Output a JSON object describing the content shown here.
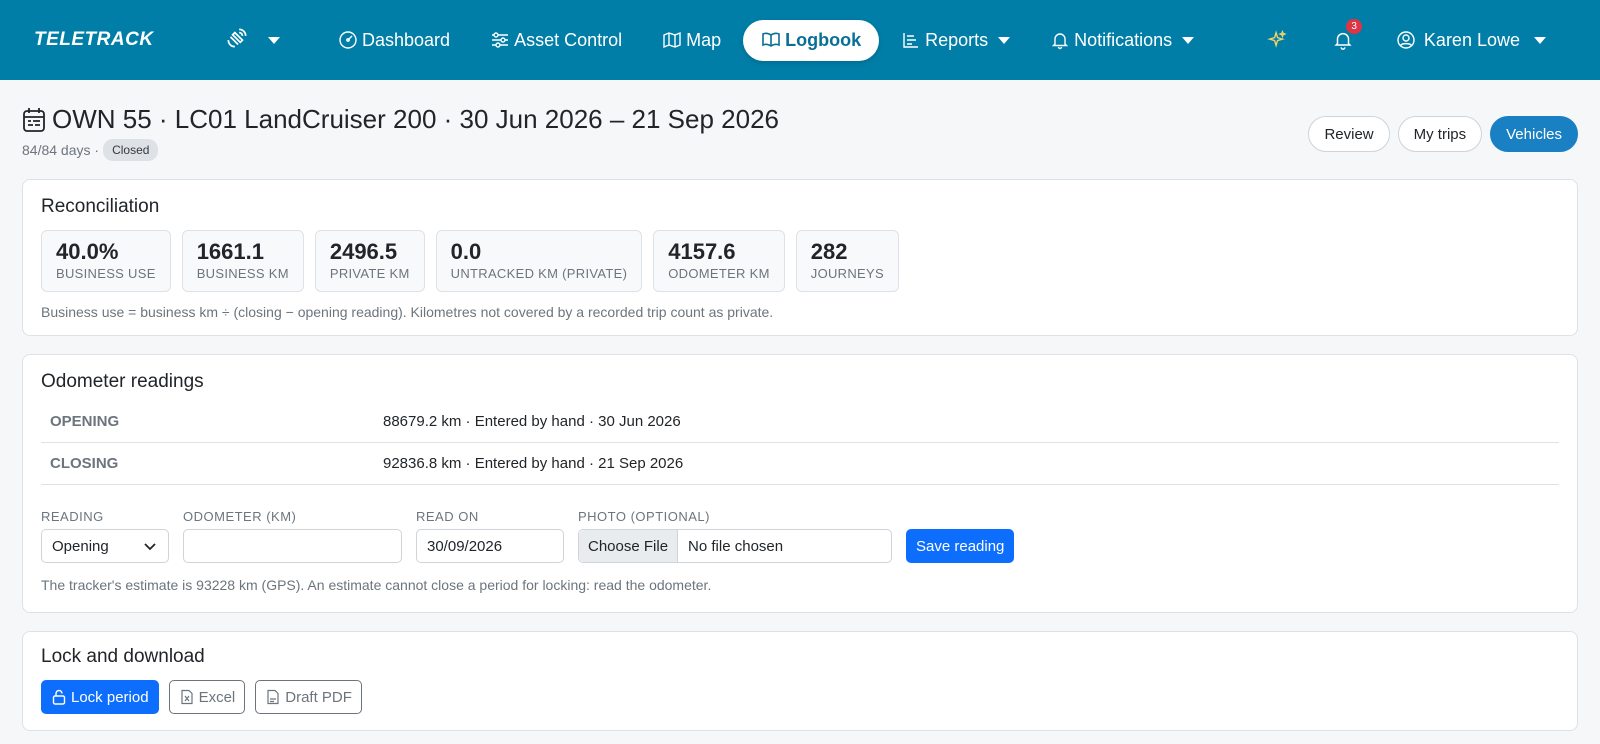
{
  "nav": {
    "brand": "TELETRACK",
    "items": [
      {
        "label": "Dashboard",
        "icon": "speedometer-icon"
      },
      {
        "label": "Asset Control",
        "icon": "sliders-icon"
      },
      {
        "label": "Map",
        "icon": "map-icon"
      },
      {
        "label": "Logbook",
        "icon": "book-icon",
        "active": true
      },
      {
        "label": "Reports",
        "icon": "chart-icon"
      },
      {
        "label": "Notifications",
        "icon": "bell-icon"
      }
    ],
    "notification_count": "3",
    "user": "Karen Lowe"
  },
  "header": {
    "title": "OWN 55 · LC01 LandCruiser 200 · 30 Jun 2026 – 21 Sep 2026",
    "days": "84/84 days ·",
    "status": "Closed",
    "buttons": {
      "review": "Review",
      "my_trips": "My trips",
      "vehicles": "Vehicles"
    }
  },
  "reconciliation": {
    "title": "Reconciliation",
    "stats": [
      {
        "value": "40.0%",
        "label": "BUSINESS USE"
      },
      {
        "value": "1661.1",
        "label": "BUSINESS KM"
      },
      {
        "value": "2496.5",
        "label": "PRIVATE KM"
      },
      {
        "value": "0.0",
        "label": "UNTRACKED KM (PRIVATE)"
      },
      {
        "value": "4157.6",
        "label": "ODOMETER KM"
      },
      {
        "value": "282",
        "label": "JOURNEYS"
      }
    ],
    "note": "Business use = business km ÷ (closing − opening reading). Kilometres not covered by a recorded trip count as private."
  },
  "odometer": {
    "title": "Odometer readings",
    "rows": [
      {
        "key": "OPENING",
        "detail": "88679.2 km · Entered by hand · 30 Jun 2026"
      },
      {
        "key": "CLOSING",
        "detail": "92836.8 km · Entered by hand · 21 Sep 2026"
      }
    ],
    "form": {
      "reading_label": "READING",
      "reading_value": "Opening",
      "odometer_label": "ODOMETER (KM)",
      "odometer_value": "",
      "read_on_label": "READ ON",
      "read_on_value": "30/09/2026",
      "photo_label": "PHOTO (OPTIONAL)",
      "choose_file": "Choose File",
      "no_file": "No file chosen",
      "save": "Save reading"
    },
    "hint": "The tracker's estimate is 93228 km (GPS). An estimate cannot close a period for locking: read the odometer."
  },
  "lock": {
    "title": "Lock and download",
    "lock_btn": "Lock period",
    "excel_btn": "Excel",
    "pdf_btn": "Draft PDF"
  }
}
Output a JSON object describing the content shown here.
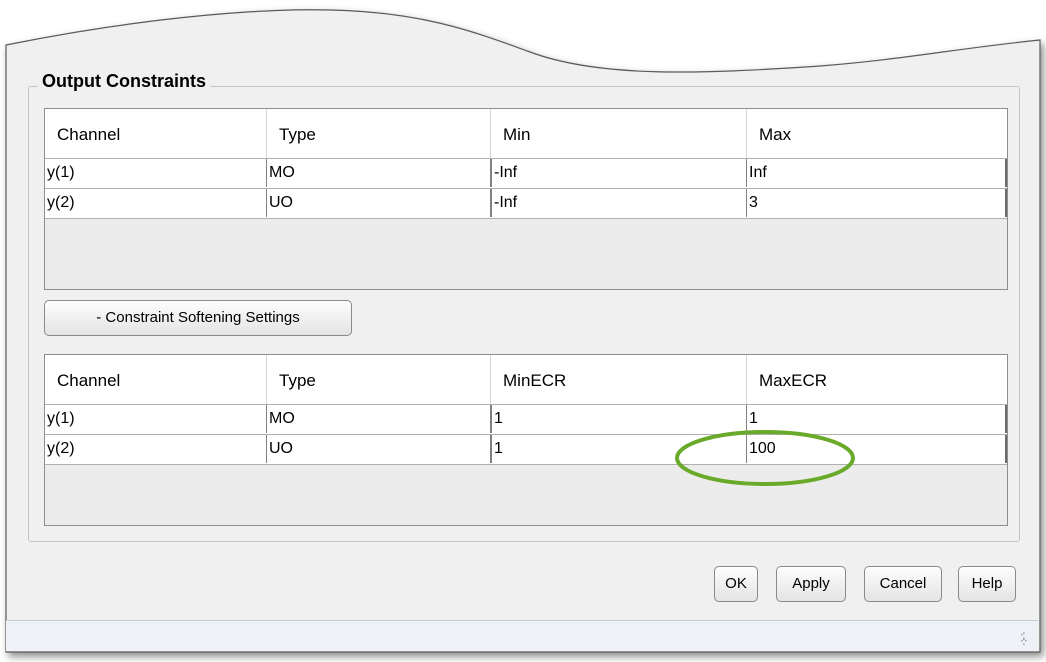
{
  "output_constraints": {
    "title": "Output Constraints",
    "columns": [
      "Channel",
      "Type",
      "Min",
      "Max"
    ],
    "rows": [
      {
        "channel": "y(1)",
        "type": "MO",
        "min": "-Inf",
        "max": "Inf"
      },
      {
        "channel": "y(2)",
        "type": "UO",
        "min": "-Inf",
        "max": "3"
      }
    ]
  },
  "softening": {
    "toggle_label": "- Constraint Softening Settings",
    "columns": [
      "Channel",
      "Type",
      "MinECR",
      "MaxECR"
    ],
    "rows": [
      {
        "channel": "y(1)",
        "type": "MO",
        "min_ecr": "1",
        "max_ecr": "1"
      },
      {
        "channel": "y(2)",
        "type": "UO",
        "min_ecr": "1",
        "max_ecr": "100"
      }
    ]
  },
  "buttons": {
    "ok": "OK",
    "apply": "Apply",
    "cancel": "Cancel",
    "help": "Help"
  },
  "colors": {
    "dialog_bg": "#f0f0f0",
    "highlight_ellipse": "#6aaa2a"
  }
}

PROBLEM: Except for the pictures, give all the material above again verbatim.

TASK OUTPUT:
Output a JSON object describing the content shown here.
{
  "nav": {
    "brand": "TELETRACK",
    "items": [
      {
        "label": "Dashboard",
        "icon": "speedometer-icon"
      },
      {
        "label": "Asset Control",
        "icon": "sliders-icon"
      },
      {
        "label": "Map",
        "icon": "map-icon"
      },
      {
        "label": "Logbook",
        "icon": "book-icon",
        "active": true
      },
      {
        "label": "Reports",
        "icon": "chart-icon"
      },
      {
        "label": "Notifications",
        "icon": "bell-icon"
      }
    ],
    "notification_count": "3",
    "user": "Karen Lowe"
  },
  "header": {
    "title": "OWN 55 · LC01 LandCruiser 200 · 30 Jun 2026 – 21 Sep 2026",
    "days": "84/84 days ·",
    "status": "Closed",
    "buttons": {
      "review": "Review",
      "my_trips": "My trips",
      "vehicles": "Vehicles"
    }
  },
  "reconciliation": {
    "title": "Reconciliation",
    "stats": [
      {
        "value": "40.0%",
        "label": "BUSINESS USE"
      },
      {
        "value": "1661.1",
        "label": "BUSINESS KM"
      },
      {
        "value": "2496.5",
        "label": "PRIVATE KM"
      },
      {
        "value": "0.0",
        "label": "UNTRACKED KM (PRIVATE)"
      },
      {
        "value": "4157.6",
        "label": "ODOMETER KM"
      },
      {
        "value": "282",
        "label": "JOURNEYS"
      }
    ],
    "note": "Business use = business km ÷ (closing − opening reading). Kilometres not covered by a recorded trip count as private."
  },
  "odometer": {
    "title": "Odometer readings",
    "rows": [
      {
        "key": "OPENING",
        "detail": "88679.2 km · Entered by hand · 30 Jun 2026"
      },
      {
        "key": "CLOSING",
        "detail": "92836.8 km · Entered by hand · 21 Sep 2026"
      }
    ],
    "form": {
      "reading_label": "READING",
      "reading_value": "Opening",
      "odometer_label": "ODOMETER (KM)",
      "odometer_value": "",
      "read_on_label": "READ ON",
      "read_on_value": "30/09/2026",
      "photo_label": "PHOTO (OPTIONAL)",
      "choose_file": "Choose File",
      "no_file": "No file chosen",
      "save": "Save reading"
    },
    "hint": "The tracker's estimate is 93228 km (GPS). An estimate cannot close a period for locking: read the odometer."
  },
  "lock": {
    "title": "Lock and download",
    "lock_btn": "Lock period",
    "excel_btn": "Excel",
    "pdf_btn": "Draft PDF"
  }
}
Output a JSON object describing the content shown here.
{
  "output_constraints": {
    "title": "Output Constraints",
    "columns": [
      "Channel",
      "Type",
      "Min",
      "Max"
    ],
    "rows": [
      {
        "channel": "y(1)",
        "type": "MO",
        "min": "-Inf",
        "max": "Inf"
      },
      {
        "channel": "y(2)",
        "type": "UO",
        "min": "-Inf",
        "max": "3"
      }
    ]
  },
  "softening": {
    "toggle_label": "- Constraint Softening Settings",
    "columns": [
      "Channel",
      "Type",
      "MinECR",
      "MaxECR"
    ],
    "rows": [
      {
        "channel": "y(1)",
        "type": "MO",
        "min_ecr": "1",
        "max_ecr": "1"
      },
      {
        "channel": "y(2)",
        "type": "UO",
        "min_ecr": "1",
        "max_ecr": "100"
      }
    ]
  },
  "buttons": {
    "ok": "OK",
    "apply": "Apply",
    "cancel": "Cancel",
    "help": "Help"
  },
  "colors": {
    "dialog_bg": "#f0f0f0",
    "highlight_ellipse": "#6aaa2a"
  }
}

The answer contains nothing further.